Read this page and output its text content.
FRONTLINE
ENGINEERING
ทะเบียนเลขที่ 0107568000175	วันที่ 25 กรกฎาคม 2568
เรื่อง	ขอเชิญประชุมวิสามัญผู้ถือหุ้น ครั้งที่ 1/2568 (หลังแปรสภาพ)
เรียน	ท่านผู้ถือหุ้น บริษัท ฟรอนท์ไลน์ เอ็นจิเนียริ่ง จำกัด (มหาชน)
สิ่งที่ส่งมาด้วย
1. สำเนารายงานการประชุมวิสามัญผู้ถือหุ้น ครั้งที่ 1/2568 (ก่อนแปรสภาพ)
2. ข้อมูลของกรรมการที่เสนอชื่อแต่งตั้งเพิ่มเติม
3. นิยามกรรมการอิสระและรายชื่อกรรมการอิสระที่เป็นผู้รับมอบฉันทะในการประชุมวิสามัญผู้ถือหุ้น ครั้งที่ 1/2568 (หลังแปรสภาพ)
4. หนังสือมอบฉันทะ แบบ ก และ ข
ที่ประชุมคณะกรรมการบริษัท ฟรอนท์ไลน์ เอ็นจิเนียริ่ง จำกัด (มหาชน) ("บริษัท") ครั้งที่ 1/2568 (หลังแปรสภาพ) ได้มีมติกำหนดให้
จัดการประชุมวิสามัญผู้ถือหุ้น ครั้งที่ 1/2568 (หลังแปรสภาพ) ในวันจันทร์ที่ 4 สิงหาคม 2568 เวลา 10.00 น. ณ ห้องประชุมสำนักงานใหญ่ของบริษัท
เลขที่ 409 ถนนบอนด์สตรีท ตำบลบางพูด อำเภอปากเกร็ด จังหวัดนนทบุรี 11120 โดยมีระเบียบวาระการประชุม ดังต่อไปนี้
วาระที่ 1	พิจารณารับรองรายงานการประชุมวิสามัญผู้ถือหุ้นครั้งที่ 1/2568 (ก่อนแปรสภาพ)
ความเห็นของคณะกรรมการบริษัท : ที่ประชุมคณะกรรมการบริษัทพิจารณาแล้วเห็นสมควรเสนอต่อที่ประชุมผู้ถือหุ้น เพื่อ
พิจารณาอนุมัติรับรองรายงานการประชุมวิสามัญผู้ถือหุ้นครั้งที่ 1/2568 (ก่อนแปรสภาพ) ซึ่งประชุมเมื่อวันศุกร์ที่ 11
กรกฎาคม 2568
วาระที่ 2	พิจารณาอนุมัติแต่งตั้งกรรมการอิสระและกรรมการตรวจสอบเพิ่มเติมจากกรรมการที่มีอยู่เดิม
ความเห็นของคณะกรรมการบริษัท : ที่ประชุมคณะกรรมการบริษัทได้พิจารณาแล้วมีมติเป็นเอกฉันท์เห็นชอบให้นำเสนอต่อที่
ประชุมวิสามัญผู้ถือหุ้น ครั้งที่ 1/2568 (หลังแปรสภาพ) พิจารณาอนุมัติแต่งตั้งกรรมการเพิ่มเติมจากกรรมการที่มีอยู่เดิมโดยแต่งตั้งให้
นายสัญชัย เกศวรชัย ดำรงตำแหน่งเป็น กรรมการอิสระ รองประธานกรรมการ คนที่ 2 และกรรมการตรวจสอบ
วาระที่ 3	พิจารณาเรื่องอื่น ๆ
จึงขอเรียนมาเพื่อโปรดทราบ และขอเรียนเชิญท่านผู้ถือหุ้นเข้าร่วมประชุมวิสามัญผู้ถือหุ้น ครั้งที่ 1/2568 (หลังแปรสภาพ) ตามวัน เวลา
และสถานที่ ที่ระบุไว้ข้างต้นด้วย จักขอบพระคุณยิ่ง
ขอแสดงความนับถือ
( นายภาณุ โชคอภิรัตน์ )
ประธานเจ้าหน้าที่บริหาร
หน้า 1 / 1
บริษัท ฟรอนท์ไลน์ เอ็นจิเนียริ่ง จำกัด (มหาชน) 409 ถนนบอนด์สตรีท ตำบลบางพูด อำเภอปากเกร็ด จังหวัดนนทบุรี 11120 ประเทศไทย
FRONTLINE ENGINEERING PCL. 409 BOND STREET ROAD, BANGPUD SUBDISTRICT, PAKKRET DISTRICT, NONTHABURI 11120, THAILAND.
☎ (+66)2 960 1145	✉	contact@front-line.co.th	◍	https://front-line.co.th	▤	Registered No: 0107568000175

- STATED PROBLEM
Extract all the entries word for word.

- SOLUTION BELOW
Read this page and output its text content.
FRONTLINE
ENGINEERING
ทะเบียนเลขที่ 0107568000175	วันที่ 25 กรกฎาคม 2568
เรื่อง	ขอเชิญประชุมวิสามัญผู้ถือหุ้น ครั้งที่ 1/2568 (หลังแปรสภาพ)
เรียน	ท่านผู้ถือหุ้น บริษัท ฟรอนท์ไลน์ เอ็นจิเนียริ่ง จำกัด (มหาชน)
สิ่งที่ส่งมาด้วย
1. สำเนารายงานการประชุมวิสามัญผู้ถือหุ้น ครั้งที่ 1/2568 (ก่อนแปรสภาพ)
2. ข้อมูลของกรรมการที่เสนอชื่อแต่งตั้งเพิ่มเติม
3. นิยามกรรมการอิสระและรายชื่อกรรมการอิสระที่เป็นผู้รับมอบฉันทะในการประชุมวิสามัญผู้ถือหุ้น ครั้งที่ 1/2568 (หลังแปรสภาพ)
4. หนังสือมอบฉันทะ แบบ ก และ ข
ที่ประชุมคณะกรรมการบริษัท ฟรอนท์ไลน์ เอ็นจิเนียริ่ง จำกัด (มหาชน) ("บริษัท") ครั้งที่ 1/2568 (หลังแปรสภาพ) ได้มีมติกำหนดให้
จัดการประชุมวิสามัญผู้ถือหุ้น ครั้งที่ 1/2568 (หลังแปรสภาพ) ในวันจันทร์ที่ 4 สิงหาคม 2568 เวลา 10.00 น. ณ ห้องประชุมสำนักงานใหญ่ของบริษัท
เลขที่ 409 ถนนบอนด์สตรีท ตำบลบางพูด อำเภอปากเกร็ด จังหวัดนนทบุรี 11120 โดยมีระเบียบวาระการประชุม ดังต่อไปนี้
วาระที่ 1	พิจารณารับรองรายงานการประชุมวิสามัญผู้ถือหุ้นครั้งที่ 1/2568 (ก่อนแปรสภาพ)
ความเห็นของคณะกรรมการบริษัท : ที่ประชุมคณะกรรมการบริษัทพิจารณาแล้วเห็นสมควรเสนอต่อที่ประชุมผู้ถือหุ้น เพื่อ
พิจารณาอนุมัติรับรองรายงานการประชุมวิสามัญผู้ถือหุ้นครั้งที่ 1/2568 (ก่อนแปรสภาพ) ซึ่งประชุมเมื่อวันศุกร์ที่ 11
กรกฎาคม 2568
วาระที่ 2	พิจารณาอนุมัติแต่งตั้งกรรมการอิสระและกรรมการตรวจสอบเพิ่มเติมจากกรรมการที่มีอยู่เดิม
ความเห็นของคณะกรรมการบริษัท : ที่ประชุมคณะกรรมการบริษัทได้พิจารณาแล้วมีมติเป็นเอกฉันท์เห็นชอบให้นำเสนอต่อที่
ประชุมวิสามัญผู้ถือหุ้น ครั้งที่ 1/2568 (หลังแปรสภาพ) พิจารณาอนุมัติแต่งตั้งกรรมการเพิ่มเติมจากกรรมการที่มีอยู่เดิมโดยแต่งตั้งให้
นายสัญชัย เกศวรชัย ดำรงตำแหน่งเป็น กรรมการอิสระ รองประธานกรรมการ คนที่ 2 และกรรมการตรวจสอบ
วาระที่ 3	พิจารณาเรื่องอื่น ๆ
จึงขอเรียนมาเพื่อโปรดทราบ และขอเรียนเชิญท่านผู้ถือหุ้นเข้าร่วมประชุมวิสามัญผู้ถือหุ้น ครั้งที่ 1/2568 (หลังแปรสภาพ) ตามวัน เวลา
และสถานที่ ที่ระบุไว้ข้างต้นด้วย จักขอบพระคุณยิ่ง
ขอแสดงความนับถือ
( นายภาณุ โชคอภิรัตน์ )
ประธานเจ้าหน้าที่บริหาร
หน้า 1 / 1
บริษัท ฟรอนท์ไลน์ เอ็นจิเนียริ่ง จำกัด (มหาชน) 409 ถนนบอนด์สตรีท ตำบลบางพูด อำเภอปากเกร็ด จังหวัดนนทบุรี 11120 ประเทศไทย
FRONTLINE ENGINEERING PCL. 409 BOND STREET ROAD, BANGPUD SUBDISTRICT, PAKKRET DISTRICT, NONTHABURI 11120, THAILAND.
☎ (+66)2 960 1145	✉	contact@front-line.co.th	◍	https://front-line.co.th	▤	Registered No: 0107568000175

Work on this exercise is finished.